Problem requirements -> Collect every line below that contains the word "symbol".

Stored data
----

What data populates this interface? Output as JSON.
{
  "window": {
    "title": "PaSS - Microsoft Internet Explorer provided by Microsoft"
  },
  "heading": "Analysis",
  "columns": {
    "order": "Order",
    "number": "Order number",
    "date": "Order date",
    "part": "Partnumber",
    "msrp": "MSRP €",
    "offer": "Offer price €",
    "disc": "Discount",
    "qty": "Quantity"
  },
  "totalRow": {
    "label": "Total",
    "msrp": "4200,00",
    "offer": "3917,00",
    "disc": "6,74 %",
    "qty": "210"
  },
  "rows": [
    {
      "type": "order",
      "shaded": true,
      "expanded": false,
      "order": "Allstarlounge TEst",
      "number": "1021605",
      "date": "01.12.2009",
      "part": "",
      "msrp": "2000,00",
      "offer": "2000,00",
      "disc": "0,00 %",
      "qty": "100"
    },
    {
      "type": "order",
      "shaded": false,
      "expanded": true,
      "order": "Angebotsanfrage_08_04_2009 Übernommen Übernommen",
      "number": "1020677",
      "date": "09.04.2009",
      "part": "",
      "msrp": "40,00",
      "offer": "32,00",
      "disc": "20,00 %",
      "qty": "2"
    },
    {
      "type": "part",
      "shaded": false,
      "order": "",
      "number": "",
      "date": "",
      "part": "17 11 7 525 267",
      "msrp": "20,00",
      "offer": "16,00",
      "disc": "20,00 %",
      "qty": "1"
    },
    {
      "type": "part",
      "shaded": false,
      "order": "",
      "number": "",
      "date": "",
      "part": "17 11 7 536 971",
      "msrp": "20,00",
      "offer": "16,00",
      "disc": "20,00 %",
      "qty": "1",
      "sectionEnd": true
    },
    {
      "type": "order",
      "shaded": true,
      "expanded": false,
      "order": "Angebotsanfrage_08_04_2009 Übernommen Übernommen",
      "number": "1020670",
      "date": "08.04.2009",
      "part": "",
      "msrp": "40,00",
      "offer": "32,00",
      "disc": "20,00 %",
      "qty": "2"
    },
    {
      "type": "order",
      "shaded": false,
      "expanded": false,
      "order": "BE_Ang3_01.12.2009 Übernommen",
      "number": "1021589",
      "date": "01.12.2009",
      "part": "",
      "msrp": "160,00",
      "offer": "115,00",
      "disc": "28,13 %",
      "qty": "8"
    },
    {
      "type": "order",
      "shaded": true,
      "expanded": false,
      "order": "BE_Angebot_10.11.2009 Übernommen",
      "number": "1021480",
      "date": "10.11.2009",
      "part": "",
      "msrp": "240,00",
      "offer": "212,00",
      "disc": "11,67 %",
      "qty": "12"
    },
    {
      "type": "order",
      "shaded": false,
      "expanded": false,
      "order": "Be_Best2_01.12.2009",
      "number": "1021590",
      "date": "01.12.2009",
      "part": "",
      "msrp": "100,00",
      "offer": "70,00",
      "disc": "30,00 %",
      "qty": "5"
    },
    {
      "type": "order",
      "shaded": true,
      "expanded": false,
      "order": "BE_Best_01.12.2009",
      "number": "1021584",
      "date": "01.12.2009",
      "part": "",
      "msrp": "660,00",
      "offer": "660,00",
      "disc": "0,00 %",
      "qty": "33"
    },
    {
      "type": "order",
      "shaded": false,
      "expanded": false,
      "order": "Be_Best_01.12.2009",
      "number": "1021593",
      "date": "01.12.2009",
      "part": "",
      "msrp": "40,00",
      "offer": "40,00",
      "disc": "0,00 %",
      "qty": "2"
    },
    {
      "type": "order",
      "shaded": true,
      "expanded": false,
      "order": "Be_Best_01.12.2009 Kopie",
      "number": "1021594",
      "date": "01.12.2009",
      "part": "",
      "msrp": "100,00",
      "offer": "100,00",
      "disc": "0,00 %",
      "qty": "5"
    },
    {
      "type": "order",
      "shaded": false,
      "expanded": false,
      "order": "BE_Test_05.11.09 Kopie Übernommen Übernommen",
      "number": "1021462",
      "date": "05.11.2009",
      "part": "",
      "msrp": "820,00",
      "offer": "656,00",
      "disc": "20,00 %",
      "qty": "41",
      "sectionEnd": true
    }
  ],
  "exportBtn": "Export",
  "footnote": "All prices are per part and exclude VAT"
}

----

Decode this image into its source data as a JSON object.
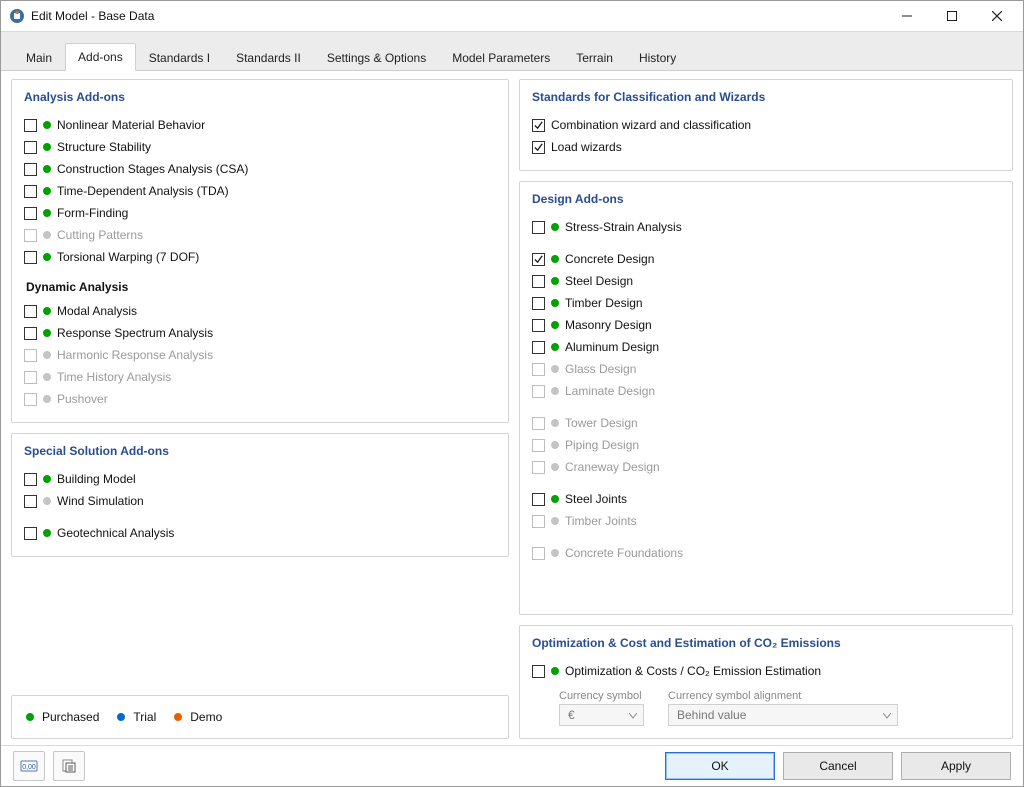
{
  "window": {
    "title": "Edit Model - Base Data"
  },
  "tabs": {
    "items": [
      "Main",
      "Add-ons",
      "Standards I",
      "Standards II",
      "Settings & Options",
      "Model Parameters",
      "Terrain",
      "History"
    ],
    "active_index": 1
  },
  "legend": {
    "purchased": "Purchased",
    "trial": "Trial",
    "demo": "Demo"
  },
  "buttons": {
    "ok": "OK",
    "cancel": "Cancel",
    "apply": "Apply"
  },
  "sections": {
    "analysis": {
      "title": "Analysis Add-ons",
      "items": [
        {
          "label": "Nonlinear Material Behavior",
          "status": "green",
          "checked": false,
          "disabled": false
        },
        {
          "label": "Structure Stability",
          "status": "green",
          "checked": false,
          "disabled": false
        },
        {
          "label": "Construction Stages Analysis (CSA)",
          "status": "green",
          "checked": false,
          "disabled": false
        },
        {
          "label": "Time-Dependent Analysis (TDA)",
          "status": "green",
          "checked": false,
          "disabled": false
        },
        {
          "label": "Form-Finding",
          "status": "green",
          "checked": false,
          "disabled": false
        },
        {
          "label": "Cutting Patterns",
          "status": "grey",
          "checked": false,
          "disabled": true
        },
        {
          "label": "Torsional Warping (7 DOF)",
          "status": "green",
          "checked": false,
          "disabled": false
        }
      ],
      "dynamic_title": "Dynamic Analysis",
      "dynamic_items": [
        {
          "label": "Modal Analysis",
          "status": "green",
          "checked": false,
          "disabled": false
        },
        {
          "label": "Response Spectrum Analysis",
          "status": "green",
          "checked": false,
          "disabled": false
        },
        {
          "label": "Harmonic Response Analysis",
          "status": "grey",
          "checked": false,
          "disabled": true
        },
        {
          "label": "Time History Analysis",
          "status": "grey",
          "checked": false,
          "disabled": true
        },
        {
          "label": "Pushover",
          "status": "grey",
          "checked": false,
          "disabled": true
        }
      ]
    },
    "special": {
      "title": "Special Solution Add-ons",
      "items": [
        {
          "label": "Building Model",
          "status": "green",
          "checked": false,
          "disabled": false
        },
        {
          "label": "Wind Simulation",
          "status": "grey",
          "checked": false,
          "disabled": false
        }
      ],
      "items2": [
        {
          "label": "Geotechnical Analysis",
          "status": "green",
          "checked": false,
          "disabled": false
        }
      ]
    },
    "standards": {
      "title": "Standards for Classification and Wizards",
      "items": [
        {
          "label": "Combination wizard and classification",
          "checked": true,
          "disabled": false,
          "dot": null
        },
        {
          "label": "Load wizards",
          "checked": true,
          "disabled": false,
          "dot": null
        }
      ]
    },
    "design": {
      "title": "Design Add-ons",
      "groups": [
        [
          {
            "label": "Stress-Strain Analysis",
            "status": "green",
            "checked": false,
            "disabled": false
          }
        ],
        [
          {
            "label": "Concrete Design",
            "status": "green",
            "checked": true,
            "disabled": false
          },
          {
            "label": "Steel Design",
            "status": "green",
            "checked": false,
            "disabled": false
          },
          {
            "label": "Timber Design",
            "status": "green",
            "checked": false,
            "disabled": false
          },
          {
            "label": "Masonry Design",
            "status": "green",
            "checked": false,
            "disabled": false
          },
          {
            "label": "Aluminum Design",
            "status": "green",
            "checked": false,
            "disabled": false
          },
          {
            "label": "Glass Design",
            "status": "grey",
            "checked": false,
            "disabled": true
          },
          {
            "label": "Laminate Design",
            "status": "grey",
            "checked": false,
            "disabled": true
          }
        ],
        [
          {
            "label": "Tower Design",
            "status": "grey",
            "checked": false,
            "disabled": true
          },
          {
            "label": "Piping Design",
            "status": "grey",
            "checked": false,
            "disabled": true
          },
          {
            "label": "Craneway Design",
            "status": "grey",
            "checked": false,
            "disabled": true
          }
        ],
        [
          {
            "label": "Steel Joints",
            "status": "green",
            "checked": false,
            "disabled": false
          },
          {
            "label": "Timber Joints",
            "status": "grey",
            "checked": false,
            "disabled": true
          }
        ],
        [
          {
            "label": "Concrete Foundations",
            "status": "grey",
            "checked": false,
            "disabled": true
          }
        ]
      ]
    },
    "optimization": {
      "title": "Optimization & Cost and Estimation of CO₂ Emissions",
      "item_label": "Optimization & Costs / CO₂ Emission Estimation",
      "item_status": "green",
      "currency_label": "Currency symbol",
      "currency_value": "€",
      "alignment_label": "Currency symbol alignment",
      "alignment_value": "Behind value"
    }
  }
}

----

Full answer ->
      "currency_label": "Currency symbol",
      "alignment_label": "Currency symbol alignment",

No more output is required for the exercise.